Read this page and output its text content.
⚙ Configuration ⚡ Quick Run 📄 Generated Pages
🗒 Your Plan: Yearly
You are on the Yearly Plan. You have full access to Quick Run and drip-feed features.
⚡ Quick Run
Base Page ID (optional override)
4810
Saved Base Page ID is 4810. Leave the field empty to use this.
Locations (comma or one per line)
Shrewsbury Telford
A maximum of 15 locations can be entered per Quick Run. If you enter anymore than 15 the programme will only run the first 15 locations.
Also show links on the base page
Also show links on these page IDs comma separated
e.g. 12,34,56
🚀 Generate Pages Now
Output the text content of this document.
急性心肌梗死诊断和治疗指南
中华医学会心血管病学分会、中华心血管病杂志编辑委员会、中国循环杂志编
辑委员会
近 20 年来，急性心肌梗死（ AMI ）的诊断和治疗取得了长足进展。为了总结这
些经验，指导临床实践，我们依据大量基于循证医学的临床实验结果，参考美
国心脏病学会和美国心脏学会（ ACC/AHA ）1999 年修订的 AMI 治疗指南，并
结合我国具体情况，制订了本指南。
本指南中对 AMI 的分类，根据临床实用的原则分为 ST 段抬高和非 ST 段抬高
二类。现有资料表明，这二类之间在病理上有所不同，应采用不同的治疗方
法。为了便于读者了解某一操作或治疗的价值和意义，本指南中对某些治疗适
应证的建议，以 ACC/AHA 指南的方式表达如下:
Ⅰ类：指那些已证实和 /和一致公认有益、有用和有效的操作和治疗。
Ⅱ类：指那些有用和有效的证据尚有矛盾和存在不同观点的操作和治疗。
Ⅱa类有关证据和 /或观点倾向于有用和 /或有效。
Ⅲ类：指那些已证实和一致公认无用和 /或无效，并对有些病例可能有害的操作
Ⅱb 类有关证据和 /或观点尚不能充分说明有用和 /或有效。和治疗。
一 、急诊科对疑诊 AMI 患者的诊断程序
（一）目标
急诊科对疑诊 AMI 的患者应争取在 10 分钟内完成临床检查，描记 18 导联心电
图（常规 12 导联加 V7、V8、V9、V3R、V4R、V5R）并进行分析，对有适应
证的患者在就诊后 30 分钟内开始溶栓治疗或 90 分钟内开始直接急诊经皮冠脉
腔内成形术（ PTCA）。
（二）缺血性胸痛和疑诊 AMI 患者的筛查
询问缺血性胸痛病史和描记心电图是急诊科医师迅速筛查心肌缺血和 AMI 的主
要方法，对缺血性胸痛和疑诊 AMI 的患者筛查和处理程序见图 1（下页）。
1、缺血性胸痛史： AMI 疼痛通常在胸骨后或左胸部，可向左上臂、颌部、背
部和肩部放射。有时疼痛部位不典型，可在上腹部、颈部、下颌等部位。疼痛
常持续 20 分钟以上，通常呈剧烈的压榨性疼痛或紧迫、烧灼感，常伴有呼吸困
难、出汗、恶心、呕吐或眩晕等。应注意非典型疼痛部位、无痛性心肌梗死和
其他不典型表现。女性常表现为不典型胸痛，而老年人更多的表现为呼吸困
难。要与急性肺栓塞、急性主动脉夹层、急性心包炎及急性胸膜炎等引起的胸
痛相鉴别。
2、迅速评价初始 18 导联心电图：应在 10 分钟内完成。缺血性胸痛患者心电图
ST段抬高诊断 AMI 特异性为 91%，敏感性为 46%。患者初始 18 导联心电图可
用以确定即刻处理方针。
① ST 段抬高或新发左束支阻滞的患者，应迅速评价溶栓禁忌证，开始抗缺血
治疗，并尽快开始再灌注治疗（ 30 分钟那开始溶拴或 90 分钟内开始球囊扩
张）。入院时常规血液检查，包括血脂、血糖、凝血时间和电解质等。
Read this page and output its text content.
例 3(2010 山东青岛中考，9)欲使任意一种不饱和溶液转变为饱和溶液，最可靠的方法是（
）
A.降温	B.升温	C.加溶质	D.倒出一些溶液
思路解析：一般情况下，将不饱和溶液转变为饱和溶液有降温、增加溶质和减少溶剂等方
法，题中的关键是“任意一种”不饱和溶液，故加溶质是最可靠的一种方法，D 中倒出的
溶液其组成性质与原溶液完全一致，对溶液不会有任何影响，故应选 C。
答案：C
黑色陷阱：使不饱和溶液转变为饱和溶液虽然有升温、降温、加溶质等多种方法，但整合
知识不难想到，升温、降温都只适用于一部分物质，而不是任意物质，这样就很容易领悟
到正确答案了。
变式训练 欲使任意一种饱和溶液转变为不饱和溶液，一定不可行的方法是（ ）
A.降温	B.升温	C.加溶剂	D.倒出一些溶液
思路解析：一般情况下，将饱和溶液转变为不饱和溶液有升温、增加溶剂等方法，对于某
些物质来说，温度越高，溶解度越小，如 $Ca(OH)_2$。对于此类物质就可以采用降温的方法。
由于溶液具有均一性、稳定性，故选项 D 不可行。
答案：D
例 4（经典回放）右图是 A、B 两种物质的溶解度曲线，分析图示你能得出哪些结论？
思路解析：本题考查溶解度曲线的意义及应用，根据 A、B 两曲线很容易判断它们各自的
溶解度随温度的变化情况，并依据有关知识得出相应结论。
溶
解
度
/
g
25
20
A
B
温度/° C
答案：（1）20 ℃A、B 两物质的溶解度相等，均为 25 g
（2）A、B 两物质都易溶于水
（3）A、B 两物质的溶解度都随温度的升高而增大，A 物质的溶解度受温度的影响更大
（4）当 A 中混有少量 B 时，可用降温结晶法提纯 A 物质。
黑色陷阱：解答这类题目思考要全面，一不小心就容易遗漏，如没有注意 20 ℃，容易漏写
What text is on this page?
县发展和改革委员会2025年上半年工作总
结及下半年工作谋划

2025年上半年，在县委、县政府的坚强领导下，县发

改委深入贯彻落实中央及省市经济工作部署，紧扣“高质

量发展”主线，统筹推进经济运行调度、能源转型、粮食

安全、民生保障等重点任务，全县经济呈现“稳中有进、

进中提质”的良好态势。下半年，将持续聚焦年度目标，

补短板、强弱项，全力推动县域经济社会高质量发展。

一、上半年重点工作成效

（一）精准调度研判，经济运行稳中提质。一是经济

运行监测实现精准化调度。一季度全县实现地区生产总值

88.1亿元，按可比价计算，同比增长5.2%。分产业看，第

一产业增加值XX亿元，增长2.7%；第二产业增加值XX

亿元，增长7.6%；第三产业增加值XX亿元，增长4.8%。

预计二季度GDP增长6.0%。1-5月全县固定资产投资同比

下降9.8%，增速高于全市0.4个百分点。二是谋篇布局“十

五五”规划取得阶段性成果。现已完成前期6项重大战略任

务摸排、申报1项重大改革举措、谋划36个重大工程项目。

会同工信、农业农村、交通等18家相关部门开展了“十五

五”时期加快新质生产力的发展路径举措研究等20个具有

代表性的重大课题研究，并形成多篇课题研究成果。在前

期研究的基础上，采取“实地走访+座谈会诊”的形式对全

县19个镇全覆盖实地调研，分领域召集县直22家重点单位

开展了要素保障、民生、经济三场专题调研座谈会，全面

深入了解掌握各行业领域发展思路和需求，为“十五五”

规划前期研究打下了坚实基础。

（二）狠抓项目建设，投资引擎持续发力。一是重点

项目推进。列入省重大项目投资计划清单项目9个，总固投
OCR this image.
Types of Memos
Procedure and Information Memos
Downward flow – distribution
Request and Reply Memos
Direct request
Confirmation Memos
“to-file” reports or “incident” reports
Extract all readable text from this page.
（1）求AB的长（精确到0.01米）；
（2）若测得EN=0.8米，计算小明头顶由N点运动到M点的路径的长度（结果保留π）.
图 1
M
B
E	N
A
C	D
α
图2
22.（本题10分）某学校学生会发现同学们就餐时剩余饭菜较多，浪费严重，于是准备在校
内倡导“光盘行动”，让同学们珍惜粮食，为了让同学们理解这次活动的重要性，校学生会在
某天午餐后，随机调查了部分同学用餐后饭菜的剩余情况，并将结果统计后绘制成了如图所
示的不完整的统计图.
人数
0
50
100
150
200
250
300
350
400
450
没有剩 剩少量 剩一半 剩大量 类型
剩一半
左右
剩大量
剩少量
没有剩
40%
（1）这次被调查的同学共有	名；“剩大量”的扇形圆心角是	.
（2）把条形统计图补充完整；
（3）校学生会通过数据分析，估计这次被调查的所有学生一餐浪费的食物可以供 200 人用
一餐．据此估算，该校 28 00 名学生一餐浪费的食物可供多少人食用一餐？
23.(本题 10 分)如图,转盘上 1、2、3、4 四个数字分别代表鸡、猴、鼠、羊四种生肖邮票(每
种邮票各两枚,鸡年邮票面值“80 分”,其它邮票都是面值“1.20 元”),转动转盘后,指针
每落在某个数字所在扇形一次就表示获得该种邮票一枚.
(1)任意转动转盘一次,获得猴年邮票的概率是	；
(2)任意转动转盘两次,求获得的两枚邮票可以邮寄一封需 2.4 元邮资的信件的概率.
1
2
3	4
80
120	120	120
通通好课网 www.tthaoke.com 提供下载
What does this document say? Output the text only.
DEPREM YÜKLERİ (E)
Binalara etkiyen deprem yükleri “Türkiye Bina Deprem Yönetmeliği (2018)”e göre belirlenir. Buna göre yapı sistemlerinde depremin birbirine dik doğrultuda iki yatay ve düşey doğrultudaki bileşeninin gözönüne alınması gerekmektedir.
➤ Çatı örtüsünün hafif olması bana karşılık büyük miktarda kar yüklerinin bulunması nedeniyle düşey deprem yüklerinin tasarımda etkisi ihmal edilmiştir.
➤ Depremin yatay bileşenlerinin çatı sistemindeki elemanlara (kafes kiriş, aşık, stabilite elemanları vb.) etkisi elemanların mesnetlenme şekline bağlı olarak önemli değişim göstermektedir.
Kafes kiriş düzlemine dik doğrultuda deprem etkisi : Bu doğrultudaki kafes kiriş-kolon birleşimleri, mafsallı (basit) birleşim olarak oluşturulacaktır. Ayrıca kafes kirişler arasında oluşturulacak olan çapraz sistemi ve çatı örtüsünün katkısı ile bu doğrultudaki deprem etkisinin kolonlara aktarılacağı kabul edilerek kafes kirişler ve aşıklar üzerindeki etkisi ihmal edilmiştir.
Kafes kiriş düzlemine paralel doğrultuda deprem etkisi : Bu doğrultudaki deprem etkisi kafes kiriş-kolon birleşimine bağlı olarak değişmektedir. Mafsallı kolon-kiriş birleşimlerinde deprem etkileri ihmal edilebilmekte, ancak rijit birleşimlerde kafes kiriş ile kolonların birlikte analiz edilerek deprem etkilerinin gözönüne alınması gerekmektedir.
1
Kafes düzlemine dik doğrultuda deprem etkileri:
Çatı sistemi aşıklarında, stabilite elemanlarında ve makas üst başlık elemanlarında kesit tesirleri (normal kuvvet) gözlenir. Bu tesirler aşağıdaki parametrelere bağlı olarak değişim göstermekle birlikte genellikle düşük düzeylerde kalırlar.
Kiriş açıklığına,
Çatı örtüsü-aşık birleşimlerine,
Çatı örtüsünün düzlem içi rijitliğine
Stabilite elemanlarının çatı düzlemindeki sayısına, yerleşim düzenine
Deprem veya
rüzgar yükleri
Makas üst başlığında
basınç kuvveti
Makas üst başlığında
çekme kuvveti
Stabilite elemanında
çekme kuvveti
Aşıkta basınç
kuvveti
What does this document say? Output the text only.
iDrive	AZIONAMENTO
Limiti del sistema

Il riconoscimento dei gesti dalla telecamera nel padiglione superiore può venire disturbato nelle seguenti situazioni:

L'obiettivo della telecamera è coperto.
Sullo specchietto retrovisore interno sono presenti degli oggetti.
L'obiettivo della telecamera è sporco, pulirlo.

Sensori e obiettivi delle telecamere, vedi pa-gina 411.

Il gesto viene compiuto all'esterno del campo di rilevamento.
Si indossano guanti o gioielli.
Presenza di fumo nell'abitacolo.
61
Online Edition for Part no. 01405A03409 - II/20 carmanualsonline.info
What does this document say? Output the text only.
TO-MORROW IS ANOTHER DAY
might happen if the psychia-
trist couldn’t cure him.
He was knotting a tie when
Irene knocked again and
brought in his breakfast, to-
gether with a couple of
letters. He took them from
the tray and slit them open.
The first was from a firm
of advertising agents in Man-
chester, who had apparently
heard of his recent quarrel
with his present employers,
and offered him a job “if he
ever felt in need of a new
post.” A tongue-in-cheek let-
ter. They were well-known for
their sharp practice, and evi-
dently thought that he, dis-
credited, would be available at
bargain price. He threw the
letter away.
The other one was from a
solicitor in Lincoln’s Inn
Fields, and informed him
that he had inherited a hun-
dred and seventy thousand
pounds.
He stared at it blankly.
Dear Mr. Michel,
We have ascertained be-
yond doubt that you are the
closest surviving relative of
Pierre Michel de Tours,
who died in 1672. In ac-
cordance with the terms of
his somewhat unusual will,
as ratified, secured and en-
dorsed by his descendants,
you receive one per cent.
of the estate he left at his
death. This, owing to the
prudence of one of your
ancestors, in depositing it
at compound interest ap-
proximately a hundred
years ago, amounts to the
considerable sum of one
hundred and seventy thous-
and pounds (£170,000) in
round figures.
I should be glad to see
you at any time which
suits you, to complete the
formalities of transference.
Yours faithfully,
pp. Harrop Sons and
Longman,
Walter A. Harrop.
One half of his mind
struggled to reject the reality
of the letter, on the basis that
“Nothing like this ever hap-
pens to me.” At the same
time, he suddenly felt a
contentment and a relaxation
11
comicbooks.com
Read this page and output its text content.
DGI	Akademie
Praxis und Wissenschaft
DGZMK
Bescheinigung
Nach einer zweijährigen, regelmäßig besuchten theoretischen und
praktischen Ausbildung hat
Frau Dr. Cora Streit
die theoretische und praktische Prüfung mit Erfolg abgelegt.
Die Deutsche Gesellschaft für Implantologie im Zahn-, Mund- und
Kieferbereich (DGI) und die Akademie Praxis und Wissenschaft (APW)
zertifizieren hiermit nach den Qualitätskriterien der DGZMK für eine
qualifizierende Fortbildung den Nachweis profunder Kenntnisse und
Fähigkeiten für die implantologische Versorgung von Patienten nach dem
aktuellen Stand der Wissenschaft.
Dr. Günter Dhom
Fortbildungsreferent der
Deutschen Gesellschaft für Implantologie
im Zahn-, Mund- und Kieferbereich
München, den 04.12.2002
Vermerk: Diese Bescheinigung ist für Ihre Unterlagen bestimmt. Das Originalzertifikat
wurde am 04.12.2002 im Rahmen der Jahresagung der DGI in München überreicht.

::::

> _DIRECTIONS FOR THIS TASK_
Return, from the data, each line that has the word "have" in it.

> _COMPLETE RESPONSE_
You are on the Yearly Plan. You have full access to Quick Run and drip-feed features.
We have ascertained be-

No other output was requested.